━━━━━ PROVIDED MATERIAL
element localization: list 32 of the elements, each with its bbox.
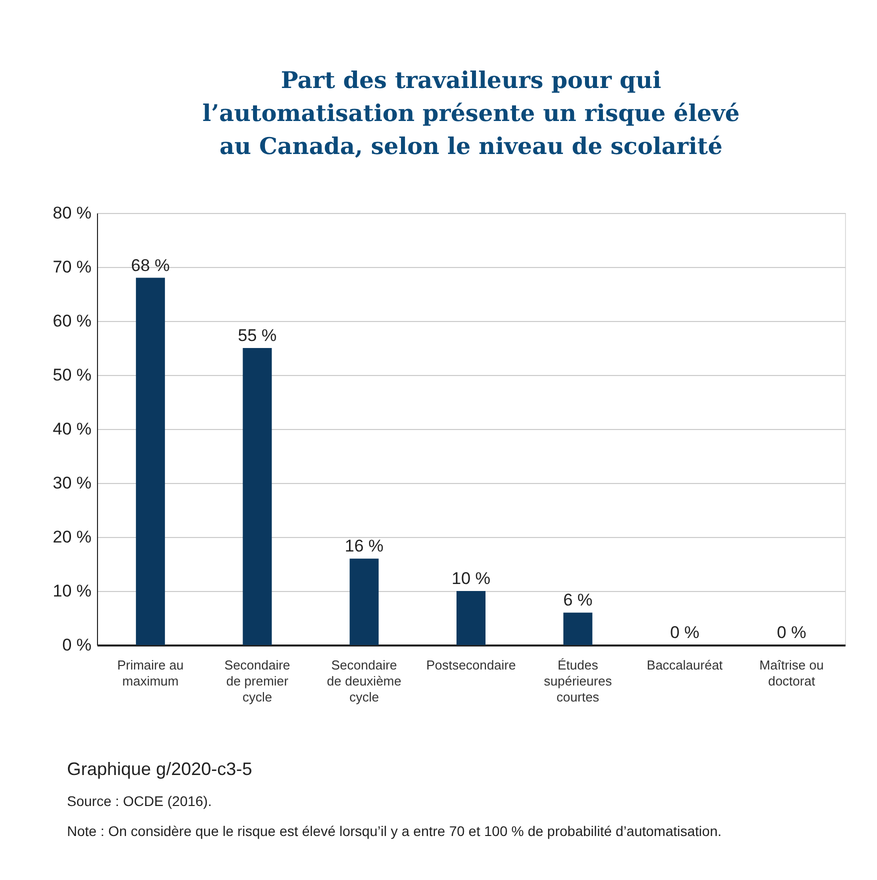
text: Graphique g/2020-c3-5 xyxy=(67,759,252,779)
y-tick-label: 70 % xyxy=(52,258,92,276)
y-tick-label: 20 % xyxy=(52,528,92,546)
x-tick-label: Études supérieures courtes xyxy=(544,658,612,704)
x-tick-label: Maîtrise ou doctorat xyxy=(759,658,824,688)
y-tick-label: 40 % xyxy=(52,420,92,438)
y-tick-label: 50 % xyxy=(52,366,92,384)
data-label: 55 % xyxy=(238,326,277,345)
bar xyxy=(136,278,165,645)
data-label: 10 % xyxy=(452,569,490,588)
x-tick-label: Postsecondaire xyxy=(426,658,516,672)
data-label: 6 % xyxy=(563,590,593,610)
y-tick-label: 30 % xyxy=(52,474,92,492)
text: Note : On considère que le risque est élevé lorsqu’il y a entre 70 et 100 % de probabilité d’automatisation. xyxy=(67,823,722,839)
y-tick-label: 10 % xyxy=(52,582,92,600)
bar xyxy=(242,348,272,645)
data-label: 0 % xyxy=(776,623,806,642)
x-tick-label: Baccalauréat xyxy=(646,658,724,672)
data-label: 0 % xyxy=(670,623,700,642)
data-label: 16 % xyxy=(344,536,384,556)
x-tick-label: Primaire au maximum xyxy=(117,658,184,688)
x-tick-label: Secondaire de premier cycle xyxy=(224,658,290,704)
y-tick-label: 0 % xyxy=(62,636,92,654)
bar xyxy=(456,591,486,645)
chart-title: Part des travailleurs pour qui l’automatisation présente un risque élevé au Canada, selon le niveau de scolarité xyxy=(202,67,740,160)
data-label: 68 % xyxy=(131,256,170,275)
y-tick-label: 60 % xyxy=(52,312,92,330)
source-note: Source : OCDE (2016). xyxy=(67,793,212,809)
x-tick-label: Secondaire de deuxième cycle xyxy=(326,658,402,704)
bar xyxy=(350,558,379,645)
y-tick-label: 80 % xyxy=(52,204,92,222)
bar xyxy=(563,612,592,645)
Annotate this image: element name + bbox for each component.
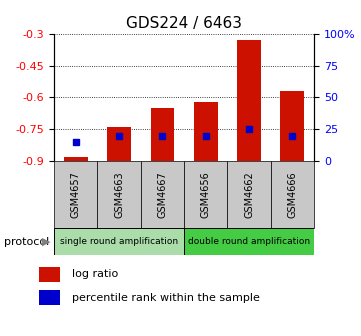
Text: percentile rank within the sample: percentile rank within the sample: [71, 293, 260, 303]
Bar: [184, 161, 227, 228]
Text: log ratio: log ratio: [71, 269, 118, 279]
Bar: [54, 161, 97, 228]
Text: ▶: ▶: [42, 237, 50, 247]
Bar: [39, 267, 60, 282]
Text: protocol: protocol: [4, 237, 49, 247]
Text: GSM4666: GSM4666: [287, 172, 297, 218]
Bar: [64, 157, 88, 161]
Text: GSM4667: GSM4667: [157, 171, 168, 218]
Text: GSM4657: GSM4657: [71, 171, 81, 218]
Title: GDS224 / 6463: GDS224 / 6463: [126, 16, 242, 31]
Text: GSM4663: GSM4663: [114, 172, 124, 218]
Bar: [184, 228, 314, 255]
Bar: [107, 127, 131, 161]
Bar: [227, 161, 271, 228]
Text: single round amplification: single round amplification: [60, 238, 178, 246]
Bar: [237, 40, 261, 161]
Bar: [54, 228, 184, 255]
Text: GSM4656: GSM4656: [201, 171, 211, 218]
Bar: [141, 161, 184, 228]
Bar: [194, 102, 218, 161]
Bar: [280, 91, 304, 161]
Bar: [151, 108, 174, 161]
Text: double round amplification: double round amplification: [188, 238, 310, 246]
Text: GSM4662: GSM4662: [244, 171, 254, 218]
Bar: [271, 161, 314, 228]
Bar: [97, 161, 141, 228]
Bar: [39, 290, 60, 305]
━━━━━━━━━━
━━━━━ PROVIDED MATERIAL
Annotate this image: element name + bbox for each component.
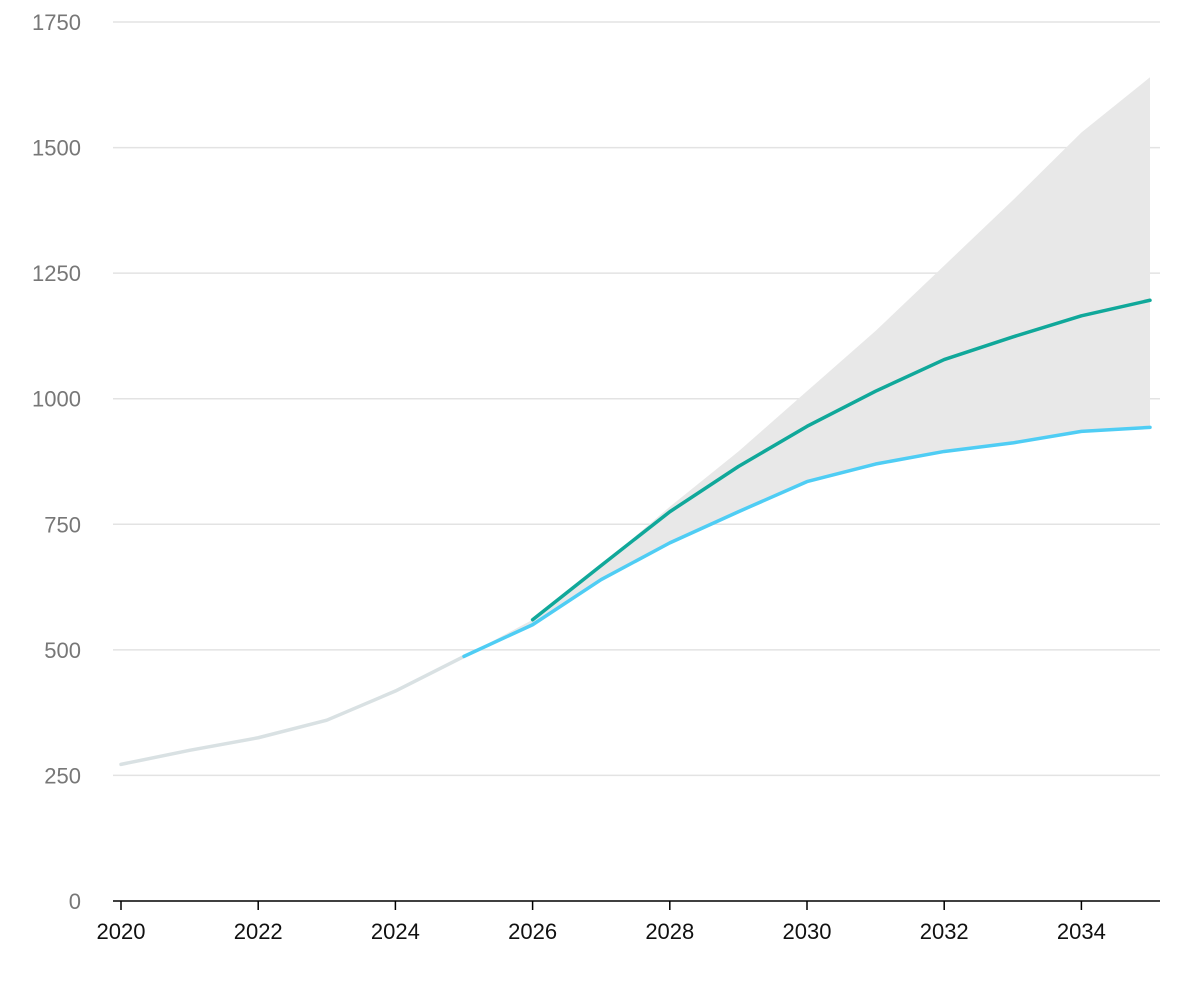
━━━━━━━━━━
### SET PROBLEM
Rewrite everything from the line containing "element localization: list" down to the line containing "x-tick-label: Secondaire de deuxième", both included, as a numbered list. Skip blank lines and leave the pictures out.

### RESPONSE TO THIS TASK
1. element localization: list 32 of the elements, each with its bbox.
2. text: Graphique g/2020-c3-5 xyxy=(67,759,252,779)
3. y-tick-label: 70 % xyxy=(52,258,92,276)
4. y-tick-label: 20 % xyxy=(52,528,92,546)
5. x-tick-label: Études supérieures courtes xyxy=(544,658,612,704)
6. x-tick-label: Maîtrise ou doctorat xyxy=(759,658,824,688)
7. y-tick-label: 40 % xyxy=(52,420,92,438)
8. y-tick-label: 50 % xyxy=(52,366,92,384)
9. data-label: 55 % xyxy=(238,326,277,345)
10. bar xyxy=(136,278,165,645)
11. data-label: 10 % xyxy=(452,569,490,588)
12. x-tick-label: Postsecondaire xyxy=(426,658,516,672)
13. data-label: 6 % xyxy=(563,590,593,610)
14. y-tick-label: 30 % xyxy=(52,474,92,492)
15. text: Note : On considère que le risque est élevé lorsqu’il y a entre 70 et 100 % de probabilité d’automatisation. xyxy=(67,823,722,839)
16. y-tick-label: 10 % xyxy=(52,582,92,600)
17. bar xyxy=(242,348,272,645)
18. data-label: 0 % xyxy=(776,623,806,642)
19. x-tick-label: Baccalauréat xyxy=(646,658,724,672)
20. data-label: 0 % xyxy=(670,623,700,642)
21. data-label: 16 % xyxy=(344,536,384,556)
22. x-tick-label: Primaire au maximum xyxy=(117,658,184,688)
23. x-tick-label: Secondaire de premier cycle xyxy=(224,658,290,704)
24. y-tick-label: 0 % xyxy=(62,636,92,654)
25. bar xyxy=(456,591,486,645)
26. chart-title: Part des travailleurs pour qui l’automatisation présente un risque élevé au Canada, selon le niveau de scolarité xyxy=(202,67,740,160)
27. data-label: 68 % xyxy=(131,256,170,275)
28. y-tick-label: 60 % xyxy=(52,312,92,330)
29. source-note: Source : OCDE (2016). xyxy=(67,793,212,809)
30. x-tick-label: Secondaire de deuxième cycle xyxy=(326,658,402,704)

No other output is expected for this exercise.